▶ [TEKS DOKUMEN]
* * * *

Bencana yang terjadi berturut-turut pada 22–27 November 2025 itu merusak jaringan transportasi di tujuh kabupaten/kota di Sumatera Barat: Padang, Padang Pariaman, Agam, Pesisir Selatan, Tanah Datar, Pariaman, Kabupaten Solok, serta Kota Solok. Sejumlah ruas jalan terputus. Jalur Lembah Anai—urat nadi pergerakan dari Bukittinggi dan Riau—lumpuh total akibat longsoran besar. Dengan situasi itu, Sitinjau Laut menjadi rute paksa bagi seluruh arus kendaraan.
Masalahnya, jalur ini sejak lama dikenal sebagai titik rawan: tanjakan ekstrem, turunan curam, dan jurang dalam membatasi ruang gerak. Ketika ribuan kendaraan dialihkan ke sana, kelebihan beban langsung berubah menjadi kemacetan permanen.

* * * *

▶ [BARIS DATASET]
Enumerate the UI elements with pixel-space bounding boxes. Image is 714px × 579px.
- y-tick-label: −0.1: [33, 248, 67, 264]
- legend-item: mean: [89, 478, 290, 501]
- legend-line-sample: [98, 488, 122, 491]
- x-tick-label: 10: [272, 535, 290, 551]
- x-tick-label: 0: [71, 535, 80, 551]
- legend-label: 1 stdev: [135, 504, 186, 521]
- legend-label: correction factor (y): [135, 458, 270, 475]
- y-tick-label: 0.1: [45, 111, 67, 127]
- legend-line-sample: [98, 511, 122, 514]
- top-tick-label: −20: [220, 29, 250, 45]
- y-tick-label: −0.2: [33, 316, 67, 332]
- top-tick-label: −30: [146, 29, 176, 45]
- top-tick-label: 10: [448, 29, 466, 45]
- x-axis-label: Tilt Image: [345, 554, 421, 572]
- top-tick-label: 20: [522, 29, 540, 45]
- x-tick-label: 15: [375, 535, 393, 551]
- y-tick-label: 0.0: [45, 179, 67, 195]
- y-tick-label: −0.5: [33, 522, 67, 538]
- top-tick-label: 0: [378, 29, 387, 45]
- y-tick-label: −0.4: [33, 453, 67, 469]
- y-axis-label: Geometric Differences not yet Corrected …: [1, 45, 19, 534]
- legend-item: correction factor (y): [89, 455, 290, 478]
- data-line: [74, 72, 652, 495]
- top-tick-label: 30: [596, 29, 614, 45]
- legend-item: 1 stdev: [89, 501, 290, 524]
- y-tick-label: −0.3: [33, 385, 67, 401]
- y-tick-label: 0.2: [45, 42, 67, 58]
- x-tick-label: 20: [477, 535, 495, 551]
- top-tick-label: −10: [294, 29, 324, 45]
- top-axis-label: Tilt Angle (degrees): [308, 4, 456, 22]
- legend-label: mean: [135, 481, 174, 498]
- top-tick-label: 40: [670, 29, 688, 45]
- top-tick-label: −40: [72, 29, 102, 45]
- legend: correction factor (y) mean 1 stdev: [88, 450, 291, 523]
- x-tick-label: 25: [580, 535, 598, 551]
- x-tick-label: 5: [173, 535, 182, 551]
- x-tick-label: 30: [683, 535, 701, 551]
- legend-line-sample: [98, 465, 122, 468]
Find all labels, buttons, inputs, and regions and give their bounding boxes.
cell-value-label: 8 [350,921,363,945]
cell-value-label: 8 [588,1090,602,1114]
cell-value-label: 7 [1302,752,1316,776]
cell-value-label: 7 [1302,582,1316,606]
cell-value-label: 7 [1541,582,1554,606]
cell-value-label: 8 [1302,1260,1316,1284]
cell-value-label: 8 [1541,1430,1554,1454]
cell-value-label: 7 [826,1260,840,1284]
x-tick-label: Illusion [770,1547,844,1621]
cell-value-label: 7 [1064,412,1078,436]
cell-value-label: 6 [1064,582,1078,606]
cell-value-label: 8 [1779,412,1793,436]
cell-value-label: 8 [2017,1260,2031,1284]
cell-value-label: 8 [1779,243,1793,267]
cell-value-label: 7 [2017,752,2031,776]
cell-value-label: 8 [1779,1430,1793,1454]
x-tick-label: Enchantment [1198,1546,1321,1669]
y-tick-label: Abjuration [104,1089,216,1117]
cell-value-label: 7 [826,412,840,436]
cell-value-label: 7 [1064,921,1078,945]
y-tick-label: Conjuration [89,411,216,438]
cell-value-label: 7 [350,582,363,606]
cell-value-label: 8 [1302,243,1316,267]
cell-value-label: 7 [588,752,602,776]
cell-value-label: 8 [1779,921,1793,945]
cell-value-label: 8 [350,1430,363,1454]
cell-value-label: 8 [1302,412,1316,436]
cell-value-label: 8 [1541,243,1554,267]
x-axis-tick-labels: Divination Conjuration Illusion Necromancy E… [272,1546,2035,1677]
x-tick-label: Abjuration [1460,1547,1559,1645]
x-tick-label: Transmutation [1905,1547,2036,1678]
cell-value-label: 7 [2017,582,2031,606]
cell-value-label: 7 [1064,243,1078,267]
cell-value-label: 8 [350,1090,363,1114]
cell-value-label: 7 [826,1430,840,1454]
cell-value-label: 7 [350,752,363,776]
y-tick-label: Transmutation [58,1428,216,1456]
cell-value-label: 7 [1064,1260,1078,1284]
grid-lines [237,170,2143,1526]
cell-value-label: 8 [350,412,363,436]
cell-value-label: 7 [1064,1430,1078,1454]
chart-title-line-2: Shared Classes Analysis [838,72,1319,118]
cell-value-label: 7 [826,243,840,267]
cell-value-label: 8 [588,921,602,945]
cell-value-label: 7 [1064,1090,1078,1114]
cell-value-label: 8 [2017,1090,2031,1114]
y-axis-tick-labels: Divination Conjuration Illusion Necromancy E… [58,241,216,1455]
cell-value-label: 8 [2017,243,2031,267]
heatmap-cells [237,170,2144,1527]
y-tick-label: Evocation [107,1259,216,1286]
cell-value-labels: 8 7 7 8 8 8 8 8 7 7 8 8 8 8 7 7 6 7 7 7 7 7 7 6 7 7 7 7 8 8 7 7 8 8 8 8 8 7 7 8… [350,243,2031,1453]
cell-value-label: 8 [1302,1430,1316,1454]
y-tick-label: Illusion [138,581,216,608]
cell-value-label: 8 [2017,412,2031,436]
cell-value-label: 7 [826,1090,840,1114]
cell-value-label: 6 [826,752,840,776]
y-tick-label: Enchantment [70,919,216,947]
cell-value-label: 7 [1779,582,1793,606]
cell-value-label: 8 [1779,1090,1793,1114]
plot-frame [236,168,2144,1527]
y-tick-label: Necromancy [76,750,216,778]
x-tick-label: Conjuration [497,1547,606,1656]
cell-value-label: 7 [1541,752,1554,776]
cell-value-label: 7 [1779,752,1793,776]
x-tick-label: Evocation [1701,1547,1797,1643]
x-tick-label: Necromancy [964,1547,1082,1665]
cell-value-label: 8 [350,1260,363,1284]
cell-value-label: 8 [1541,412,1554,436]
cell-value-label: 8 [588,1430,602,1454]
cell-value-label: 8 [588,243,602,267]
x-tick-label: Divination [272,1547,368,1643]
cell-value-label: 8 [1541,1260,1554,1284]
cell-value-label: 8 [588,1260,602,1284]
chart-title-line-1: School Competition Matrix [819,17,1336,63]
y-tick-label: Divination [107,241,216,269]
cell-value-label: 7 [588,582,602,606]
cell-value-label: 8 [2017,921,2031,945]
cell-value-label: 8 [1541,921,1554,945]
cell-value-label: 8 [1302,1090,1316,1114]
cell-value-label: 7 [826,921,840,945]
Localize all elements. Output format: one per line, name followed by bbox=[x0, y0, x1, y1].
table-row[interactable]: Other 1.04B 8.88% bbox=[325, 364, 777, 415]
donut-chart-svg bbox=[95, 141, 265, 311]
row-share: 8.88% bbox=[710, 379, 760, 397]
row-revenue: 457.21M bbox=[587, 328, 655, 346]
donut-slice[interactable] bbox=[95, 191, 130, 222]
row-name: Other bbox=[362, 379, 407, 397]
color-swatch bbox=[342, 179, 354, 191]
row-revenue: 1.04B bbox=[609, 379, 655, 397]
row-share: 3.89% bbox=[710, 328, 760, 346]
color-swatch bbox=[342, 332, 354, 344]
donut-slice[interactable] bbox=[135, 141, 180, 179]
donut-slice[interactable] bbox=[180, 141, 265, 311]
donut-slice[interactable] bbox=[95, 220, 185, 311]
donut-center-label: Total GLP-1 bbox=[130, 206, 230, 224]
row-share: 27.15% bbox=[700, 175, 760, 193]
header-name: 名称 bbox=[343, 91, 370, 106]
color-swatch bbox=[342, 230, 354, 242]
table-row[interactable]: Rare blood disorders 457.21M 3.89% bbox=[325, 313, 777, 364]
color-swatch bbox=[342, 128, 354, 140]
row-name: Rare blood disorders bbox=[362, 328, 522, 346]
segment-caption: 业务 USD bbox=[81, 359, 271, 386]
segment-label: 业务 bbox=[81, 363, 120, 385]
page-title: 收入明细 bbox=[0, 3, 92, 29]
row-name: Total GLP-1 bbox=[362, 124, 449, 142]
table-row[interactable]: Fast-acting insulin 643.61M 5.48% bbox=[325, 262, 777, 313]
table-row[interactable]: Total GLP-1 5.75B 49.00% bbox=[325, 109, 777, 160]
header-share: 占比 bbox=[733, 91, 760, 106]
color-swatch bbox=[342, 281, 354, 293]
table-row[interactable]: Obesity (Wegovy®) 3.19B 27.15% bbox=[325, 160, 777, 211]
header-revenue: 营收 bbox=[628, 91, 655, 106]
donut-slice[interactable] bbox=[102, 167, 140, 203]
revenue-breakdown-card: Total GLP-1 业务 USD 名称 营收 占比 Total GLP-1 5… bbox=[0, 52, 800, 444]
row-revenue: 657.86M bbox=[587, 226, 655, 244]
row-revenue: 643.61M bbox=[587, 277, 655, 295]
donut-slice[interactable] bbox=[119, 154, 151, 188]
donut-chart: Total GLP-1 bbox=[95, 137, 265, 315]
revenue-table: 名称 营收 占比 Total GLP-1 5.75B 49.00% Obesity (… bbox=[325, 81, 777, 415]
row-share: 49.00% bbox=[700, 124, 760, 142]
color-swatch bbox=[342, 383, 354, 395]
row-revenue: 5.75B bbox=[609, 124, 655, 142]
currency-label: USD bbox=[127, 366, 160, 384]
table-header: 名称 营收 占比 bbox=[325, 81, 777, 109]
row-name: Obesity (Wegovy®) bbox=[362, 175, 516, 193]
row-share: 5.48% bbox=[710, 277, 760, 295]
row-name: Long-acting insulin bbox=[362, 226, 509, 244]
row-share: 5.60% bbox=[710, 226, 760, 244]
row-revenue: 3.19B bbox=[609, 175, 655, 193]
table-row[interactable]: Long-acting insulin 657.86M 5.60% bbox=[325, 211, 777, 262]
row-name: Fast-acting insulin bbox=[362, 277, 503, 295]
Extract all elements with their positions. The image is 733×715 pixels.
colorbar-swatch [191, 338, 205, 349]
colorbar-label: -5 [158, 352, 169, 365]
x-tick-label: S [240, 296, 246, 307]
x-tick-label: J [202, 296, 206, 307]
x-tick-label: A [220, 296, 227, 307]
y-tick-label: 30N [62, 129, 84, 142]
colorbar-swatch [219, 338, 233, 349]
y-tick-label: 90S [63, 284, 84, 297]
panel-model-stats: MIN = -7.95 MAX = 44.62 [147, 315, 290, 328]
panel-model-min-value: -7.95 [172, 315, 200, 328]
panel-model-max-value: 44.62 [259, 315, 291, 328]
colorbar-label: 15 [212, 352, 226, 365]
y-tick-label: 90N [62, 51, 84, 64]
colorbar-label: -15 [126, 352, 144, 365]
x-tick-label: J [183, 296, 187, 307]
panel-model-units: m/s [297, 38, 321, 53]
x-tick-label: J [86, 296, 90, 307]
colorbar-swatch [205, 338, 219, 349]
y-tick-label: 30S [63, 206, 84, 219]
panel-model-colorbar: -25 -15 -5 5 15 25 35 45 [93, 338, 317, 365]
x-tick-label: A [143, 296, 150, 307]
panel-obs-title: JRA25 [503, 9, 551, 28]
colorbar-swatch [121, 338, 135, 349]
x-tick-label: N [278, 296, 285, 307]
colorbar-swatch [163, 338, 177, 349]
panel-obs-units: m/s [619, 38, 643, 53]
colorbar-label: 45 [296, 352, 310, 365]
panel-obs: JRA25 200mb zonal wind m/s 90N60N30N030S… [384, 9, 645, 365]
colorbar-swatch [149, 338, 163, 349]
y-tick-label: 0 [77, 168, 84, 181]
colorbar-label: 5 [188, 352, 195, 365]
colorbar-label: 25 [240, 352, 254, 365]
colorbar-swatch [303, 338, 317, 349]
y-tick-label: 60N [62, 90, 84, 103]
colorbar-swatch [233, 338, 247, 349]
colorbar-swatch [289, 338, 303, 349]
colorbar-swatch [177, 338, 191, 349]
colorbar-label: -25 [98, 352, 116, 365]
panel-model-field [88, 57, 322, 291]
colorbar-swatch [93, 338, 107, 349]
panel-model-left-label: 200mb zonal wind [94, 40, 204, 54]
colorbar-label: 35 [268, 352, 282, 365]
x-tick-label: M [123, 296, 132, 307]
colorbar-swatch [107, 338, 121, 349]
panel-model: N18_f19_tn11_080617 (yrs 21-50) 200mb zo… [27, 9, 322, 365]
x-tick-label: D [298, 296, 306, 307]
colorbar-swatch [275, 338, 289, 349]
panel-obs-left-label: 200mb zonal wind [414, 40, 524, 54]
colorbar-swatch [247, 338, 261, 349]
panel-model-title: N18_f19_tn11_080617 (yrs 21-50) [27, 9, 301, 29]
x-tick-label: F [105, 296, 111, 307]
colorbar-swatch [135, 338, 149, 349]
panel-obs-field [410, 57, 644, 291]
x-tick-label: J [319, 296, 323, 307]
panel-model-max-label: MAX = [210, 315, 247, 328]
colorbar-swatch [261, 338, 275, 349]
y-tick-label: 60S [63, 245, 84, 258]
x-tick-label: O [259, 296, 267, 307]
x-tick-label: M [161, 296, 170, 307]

* * * *

▶ [SOAL TERTULIS]
Kutip kembali secara utuh teks di atas tentang lumpuhnya jaringan transportasi akibat bencana di Sumatera Barat.

▶ [JAWABAN LATIHAN]
Bencana yang terjadi berturut-turut pada 22–27 November 2025 itu merusak jaringan transportasi di tujuh kabupaten/kota di Sumatera Barat: Padang, Padang Pariaman, Agam, Pesisir Selatan, Tanah Datar, Pariaman, Kabupaten Solok, serta Kota Solok. Sejumlah ruas jalan terputus. Jalur Lembah Anai—urat nadi pergerakan dari Bukittinggi dan Riau—lumpuh total akibat longsoran besar. Dengan situasi itu, Sitinjau Laut menjadi rute paksa bagi seluruh arus kendaraan.
Masalahnya, jalur ini sejak lama dikenal sebagai titik rawan: tanjakan ekstrem, turunan curam, dan jurang dalam membatasi ruang gerak. Ketika ribuan kendaraan dialihkan ke sana, kelebihan beban langsung berubah menjadi kemacetan permanen.